#### [To be done]
Quote every line as given.

#### [Data for the task]
^^^^
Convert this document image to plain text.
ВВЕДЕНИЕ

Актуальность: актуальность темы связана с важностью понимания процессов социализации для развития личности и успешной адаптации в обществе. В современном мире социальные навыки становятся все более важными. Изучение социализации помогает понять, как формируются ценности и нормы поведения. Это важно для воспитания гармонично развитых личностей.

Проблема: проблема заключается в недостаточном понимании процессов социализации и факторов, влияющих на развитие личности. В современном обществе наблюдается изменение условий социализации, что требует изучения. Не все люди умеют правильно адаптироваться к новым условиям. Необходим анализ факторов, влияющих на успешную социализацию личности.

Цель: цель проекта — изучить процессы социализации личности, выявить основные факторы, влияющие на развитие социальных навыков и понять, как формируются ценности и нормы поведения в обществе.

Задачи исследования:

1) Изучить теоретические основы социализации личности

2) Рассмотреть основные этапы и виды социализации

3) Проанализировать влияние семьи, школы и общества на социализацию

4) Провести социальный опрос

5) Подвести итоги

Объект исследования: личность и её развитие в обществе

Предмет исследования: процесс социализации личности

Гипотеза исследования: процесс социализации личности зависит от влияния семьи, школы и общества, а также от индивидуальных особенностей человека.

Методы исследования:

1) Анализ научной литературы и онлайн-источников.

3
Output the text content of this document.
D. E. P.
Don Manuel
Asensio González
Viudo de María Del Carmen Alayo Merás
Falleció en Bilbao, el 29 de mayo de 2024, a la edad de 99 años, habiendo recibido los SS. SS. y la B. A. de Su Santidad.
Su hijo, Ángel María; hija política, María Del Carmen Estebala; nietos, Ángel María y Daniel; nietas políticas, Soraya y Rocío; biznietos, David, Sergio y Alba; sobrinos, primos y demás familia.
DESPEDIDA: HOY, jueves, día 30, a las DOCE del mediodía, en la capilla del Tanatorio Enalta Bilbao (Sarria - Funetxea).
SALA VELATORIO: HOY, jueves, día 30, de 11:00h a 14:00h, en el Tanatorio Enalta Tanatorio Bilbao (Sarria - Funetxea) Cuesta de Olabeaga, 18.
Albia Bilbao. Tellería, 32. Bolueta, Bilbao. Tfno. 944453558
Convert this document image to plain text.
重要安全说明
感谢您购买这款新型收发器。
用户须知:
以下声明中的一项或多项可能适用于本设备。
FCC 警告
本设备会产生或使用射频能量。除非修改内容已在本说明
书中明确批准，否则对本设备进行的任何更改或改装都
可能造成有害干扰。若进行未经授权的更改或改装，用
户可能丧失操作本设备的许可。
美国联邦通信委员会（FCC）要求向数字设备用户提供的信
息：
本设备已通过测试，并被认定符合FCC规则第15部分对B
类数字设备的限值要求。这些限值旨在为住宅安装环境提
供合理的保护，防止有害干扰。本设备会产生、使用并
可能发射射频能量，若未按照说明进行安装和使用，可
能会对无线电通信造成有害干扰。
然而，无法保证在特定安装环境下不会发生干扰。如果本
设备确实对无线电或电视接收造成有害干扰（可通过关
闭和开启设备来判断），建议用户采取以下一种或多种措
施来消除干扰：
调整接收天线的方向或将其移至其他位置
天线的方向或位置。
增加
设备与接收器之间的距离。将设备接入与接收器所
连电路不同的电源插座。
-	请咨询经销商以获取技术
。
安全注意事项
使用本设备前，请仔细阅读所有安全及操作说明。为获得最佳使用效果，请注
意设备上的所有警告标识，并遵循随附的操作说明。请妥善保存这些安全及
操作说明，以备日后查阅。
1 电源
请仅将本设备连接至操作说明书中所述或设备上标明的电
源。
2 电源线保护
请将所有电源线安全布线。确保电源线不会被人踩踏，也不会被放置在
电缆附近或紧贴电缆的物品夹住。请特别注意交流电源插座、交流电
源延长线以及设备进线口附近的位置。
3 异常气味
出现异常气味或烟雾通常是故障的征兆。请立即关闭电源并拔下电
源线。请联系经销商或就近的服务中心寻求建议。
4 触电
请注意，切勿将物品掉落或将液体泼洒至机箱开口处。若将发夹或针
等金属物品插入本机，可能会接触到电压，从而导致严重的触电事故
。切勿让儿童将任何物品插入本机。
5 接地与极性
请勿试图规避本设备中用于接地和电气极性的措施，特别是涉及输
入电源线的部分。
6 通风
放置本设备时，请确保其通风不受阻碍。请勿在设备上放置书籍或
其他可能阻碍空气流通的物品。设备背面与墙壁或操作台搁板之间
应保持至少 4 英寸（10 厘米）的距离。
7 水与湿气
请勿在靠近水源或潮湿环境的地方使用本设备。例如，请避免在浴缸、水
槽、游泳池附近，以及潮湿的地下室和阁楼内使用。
^^^^
#### [Result below]
Convert this document image to plain text.
ВВЕДЕНИЕ

Актуальность: актуальность темы связана с важностью понимания процессов социализации для развития личности и успешной адаптации в обществе. В современном мире социальные навыки становятся все более важными. Изучение социализации помогает понять, как формируются ценности и нормы поведения. Это важно для воспитания гармонично развитых личностей.

Проблема: проблема заключается в недостаточном понимании процессов социализации и факторов, влияющих на развитие личности. В современном обществе наблюдается изменение условий социализации, что требует изучения. Не все люди умеют правильно адаптироваться к новым условиям. Необходим анализ факторов, влияющих на успешную социализацию личности.

Цель: цель проекта — изучить процессы социализации личности, выявить основные факторы, влияющие на развитие социальных навыков и понять, как формируются ценности и нормы поведения в обществе.

Задачи исследования:

1) Изучить теоретические основы социализации личности

2) Рассмотреть основные этапы и виды социализации

3) Проанализировать влияние семьи, школы и общества на социализацию

4) Провести социальный опрос

5) Подвести итоги

Объект исследования: личность и её развитие в обществе

Предмет исследования: процесс социализации личности

Гипотеза исследования: процесс социализации личности зависит от влияния семьи, школы и общества, а также от индивидуальных особенностей человека.

Методы исследования:

1) Анализ научной литературы и онлайн-источников.

3
Output the text content of this document.
D. E. P.
Don Manuel
Asensio González
Viudo de María Del Carmen Alayo Merás
Falleció en Bilbao, el 29 de mayo de 2024, a la edad de 99 años, habiendo recibido los SS. SS. y la B. A. de Su Santidad.
Su hijo, Ángel María; hija política, María Del Carmen Estebala; nietos, Ángel María y Daniel; nietas políticas, Soraya y Rocío; biznietos, David, Sergio y Alba; sobrinos, primos y demás familia.
DESPEDIDA: HOY, jueves, día 30, a las DOCE del mediodía, en la capilla del Tanatorio Enalta Bilbao (Sarria - Funetxea).
SALA VELATORIO: HOY, jueves, día 30, de 11:00h a 14:00h, en el Tanatorio Enalta Tanatorio Bilbao (Sarria - Funetxea) Cuesta de Olabeaga, 18.
Albia Bilbao. Tellería, 32. Bolueta, Bilbao. Tfno. 944453558
Convert this document image to plain text.
重要安全说明
感谢您购买这款新型收发器。
用户须知:
以下声明中的一项或多项可能适用于本设备。
FCC 警告
本设备会产生或使用射频能量。除非修改内容已在本说明
书中明确批准，否则对本设备进行的任何更改或改装都
可能造成有害干扰。若进行未经授权的更改或改装，用
户可能丧失操作本设备的许可。
美国联邦通信委员会（FCC）要求向数字设备用户提供的信
息：
本设备已通过测试，并被认定符合FCC规则第15部分对B
类数字设备的限值要求。这些限值旨在为住宅安装环境提
供合理的保护，防止有害干扰。本设备会产生、使用并
可能发射射频能量，若未按照说明进行安装和使用，可
能会对无线电通信造成有害干扰。
然而，无法保证在特定安装环境下不会发生干扰。如果本
设备确实对无线电或电视接收造成有害干扰（可通过关
闭和开启设备来判断），建议用户采取以下一种或多种措
施来消除干扰：
调整接收天线的方向或将其移至其他位置
天线的方向或位置。
增加
设备与接收器之间的距离。将设备接入与接收器所
连电路不同的电源插座。
-	请咨询经销商以获取技术
。
安全注意事项
使用本设备前，请仔细阅读所有安全及操作说明。为获得最佳使用效果，请注
意设备上的所有警告标识，并遵循随附的操作说明。请妥善保存这些安全及
操作说明，以备日后查阅。
1 电源
请仅将本设备连接至操作说明书中所述或设备上标明的电
源。
2 电源线保护
请将所有电源线安全布线。确保电源线不会被人踩踏，也不会被放置在
电缆附近或紧贴电缆的物品夹住。请特别注意交流电源插座、交流电
源延长线以及设备进线口附近的位置。
3 异常气味
出现异常气味或烟雾通常是故障的征兆。请立即关闭电源并拔下电
源线。请联系经销商或就近的服务中心寻求建议。
4 触电
请注意，切勿将物品掉落或将液体泼洒至机箱开口处。若将发夹或针
等金属物品插入本机，可能会接触到电压，从而导致严重的触电事故
。切勿让儿童将任何物品插入本机。
5 接地与极性
请勿试图规避本设备中用于接地和电气极性的措施，特别是涉及输
入电源线的部分。
6 通风
放置本设备时，请确保其通风不受阻碍。请勿在设备上放置书籍或
其他可能阻碍空气流通的物品。设备背面与墙壁或操作台搁板之间
应保持至少 4 英寸（10 厘米）的距离。
7 水与湿气
请勿在靠近水源或潮湿环境的地方使用本设备。例如，请避免在浴缸、水
槽、游泳池附近，以及潮湿的地下室和阁楼内使用。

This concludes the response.